== EXTRACTED DATA ==

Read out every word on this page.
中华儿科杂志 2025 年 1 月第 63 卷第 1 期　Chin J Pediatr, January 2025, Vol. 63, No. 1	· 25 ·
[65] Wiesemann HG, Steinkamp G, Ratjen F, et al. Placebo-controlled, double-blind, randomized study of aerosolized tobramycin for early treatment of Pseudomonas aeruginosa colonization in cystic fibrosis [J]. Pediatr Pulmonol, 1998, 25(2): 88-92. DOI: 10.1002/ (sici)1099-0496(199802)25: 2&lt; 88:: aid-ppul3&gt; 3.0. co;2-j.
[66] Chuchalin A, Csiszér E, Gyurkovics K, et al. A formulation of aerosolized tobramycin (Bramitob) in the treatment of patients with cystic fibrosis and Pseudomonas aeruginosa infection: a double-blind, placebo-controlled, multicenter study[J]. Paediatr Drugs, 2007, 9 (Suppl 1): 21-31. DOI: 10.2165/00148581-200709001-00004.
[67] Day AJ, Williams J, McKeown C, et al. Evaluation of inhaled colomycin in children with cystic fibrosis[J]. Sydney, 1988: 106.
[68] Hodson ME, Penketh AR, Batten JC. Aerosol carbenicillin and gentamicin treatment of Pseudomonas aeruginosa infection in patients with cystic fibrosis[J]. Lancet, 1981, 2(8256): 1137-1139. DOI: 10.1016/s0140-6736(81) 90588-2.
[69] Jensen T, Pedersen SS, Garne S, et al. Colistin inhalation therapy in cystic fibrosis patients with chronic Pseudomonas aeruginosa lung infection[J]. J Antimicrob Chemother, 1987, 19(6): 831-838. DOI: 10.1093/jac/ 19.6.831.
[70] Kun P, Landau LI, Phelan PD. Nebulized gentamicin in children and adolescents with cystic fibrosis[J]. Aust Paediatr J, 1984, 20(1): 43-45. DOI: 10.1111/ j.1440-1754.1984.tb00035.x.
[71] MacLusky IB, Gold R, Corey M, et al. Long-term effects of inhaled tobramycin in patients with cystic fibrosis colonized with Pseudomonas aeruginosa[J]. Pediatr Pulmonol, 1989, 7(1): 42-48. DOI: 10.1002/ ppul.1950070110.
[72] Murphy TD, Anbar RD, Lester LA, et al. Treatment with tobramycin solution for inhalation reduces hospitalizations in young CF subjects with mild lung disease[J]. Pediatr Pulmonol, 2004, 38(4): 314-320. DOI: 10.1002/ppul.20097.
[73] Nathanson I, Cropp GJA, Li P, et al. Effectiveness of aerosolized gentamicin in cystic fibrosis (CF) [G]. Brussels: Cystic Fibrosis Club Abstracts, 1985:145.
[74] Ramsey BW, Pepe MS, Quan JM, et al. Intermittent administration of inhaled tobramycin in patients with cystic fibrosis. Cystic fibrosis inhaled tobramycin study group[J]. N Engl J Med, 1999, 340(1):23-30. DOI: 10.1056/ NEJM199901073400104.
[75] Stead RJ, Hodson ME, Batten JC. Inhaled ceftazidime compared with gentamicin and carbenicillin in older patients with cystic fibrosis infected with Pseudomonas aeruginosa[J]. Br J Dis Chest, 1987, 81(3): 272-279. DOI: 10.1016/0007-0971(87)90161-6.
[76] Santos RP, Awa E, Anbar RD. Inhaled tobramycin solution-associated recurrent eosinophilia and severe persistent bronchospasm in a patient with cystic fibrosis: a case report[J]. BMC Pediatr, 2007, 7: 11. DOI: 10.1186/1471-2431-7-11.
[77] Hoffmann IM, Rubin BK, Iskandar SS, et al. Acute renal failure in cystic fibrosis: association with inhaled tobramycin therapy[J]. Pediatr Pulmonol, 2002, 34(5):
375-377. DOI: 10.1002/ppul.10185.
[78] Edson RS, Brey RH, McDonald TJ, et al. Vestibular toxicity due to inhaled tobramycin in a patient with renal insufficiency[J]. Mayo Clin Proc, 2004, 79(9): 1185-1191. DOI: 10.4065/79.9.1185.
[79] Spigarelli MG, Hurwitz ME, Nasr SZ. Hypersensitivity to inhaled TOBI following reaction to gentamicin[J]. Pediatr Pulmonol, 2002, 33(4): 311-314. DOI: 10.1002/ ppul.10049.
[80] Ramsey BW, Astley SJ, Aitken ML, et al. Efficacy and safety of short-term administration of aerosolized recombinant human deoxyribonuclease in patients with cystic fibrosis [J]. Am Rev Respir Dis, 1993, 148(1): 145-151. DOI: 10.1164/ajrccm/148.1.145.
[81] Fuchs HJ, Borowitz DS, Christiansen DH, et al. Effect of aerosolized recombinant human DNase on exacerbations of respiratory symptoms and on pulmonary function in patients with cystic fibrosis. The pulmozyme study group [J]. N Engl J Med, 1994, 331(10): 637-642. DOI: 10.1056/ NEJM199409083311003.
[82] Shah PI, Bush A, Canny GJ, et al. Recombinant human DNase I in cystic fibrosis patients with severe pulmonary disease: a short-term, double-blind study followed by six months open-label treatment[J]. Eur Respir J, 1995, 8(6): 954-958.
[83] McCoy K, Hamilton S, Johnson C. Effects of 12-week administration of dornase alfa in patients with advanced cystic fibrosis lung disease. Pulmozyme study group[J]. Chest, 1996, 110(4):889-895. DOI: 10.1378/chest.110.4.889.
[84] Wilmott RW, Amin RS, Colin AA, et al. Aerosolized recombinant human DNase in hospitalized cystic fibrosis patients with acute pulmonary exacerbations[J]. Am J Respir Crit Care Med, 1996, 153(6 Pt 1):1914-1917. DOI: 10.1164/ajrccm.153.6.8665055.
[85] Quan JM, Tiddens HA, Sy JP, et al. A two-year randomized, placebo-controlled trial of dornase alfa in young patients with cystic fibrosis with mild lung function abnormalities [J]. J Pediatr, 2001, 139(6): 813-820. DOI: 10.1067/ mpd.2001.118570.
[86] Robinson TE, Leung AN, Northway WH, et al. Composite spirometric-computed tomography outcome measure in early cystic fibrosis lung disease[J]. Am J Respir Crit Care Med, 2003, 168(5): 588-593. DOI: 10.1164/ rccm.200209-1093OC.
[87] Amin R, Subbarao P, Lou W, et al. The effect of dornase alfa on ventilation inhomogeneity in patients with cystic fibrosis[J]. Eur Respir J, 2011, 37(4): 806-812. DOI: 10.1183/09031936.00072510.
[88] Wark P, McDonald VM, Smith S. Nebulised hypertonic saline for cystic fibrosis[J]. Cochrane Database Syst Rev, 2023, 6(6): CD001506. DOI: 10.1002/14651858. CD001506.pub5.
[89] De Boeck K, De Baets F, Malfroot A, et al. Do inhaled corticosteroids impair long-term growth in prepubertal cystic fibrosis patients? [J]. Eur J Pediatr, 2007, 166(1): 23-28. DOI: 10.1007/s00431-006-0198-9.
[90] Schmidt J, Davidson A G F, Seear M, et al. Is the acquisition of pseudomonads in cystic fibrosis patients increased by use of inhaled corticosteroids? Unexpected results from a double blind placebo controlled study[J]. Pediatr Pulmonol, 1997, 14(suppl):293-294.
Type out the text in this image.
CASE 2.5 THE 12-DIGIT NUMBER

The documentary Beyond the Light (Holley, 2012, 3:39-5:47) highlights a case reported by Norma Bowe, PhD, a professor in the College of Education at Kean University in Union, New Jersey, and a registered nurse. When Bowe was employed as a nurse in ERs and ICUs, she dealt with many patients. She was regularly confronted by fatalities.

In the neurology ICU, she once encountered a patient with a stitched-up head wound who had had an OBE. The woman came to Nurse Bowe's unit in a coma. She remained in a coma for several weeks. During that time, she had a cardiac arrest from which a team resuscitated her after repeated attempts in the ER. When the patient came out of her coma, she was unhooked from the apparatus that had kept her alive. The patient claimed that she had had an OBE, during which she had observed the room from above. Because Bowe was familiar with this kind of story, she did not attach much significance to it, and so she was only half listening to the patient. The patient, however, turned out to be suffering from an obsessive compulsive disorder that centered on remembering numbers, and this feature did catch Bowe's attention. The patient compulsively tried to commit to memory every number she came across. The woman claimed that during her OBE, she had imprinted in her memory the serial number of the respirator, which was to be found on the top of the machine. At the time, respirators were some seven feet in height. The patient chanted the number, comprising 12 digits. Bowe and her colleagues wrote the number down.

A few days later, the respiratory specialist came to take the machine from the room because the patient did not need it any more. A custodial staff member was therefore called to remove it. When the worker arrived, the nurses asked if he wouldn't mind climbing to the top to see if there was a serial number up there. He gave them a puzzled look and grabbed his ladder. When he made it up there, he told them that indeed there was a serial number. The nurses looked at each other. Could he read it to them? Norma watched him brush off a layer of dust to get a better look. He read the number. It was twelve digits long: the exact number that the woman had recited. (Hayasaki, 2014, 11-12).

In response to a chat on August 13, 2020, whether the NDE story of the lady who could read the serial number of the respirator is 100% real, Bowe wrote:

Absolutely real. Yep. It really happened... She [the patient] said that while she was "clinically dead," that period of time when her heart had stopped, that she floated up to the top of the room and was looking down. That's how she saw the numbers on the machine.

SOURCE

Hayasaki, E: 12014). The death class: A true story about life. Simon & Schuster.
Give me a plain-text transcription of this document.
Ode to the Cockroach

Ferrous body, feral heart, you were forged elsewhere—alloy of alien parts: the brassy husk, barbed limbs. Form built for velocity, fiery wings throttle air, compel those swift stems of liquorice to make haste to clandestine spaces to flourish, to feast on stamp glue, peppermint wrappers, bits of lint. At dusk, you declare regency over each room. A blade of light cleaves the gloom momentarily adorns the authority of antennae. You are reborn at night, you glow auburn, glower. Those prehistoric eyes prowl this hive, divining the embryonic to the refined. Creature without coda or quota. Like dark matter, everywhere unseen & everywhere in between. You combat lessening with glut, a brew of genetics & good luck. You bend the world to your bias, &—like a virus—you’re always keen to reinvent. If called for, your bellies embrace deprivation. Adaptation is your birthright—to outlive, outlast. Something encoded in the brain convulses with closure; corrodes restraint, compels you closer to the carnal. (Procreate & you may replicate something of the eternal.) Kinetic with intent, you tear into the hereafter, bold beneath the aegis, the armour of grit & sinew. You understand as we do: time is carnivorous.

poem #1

===

**TO DO:** Set apart and copy each line of the records that holds the word "real".

**TASK RESPONSE:**
In response to a chat on August 13, 2020, whether the NDE story of the lady who could read the serial number of the respirator is 100% real, Bowe wrote:
Absolutely real. Yep. It really happened... She [the patient] said that while she was "clinically dead," that period of time when her heart had stopped, that she floated up to the top of the room and was looking down. That's how she saw the numbers on the machine.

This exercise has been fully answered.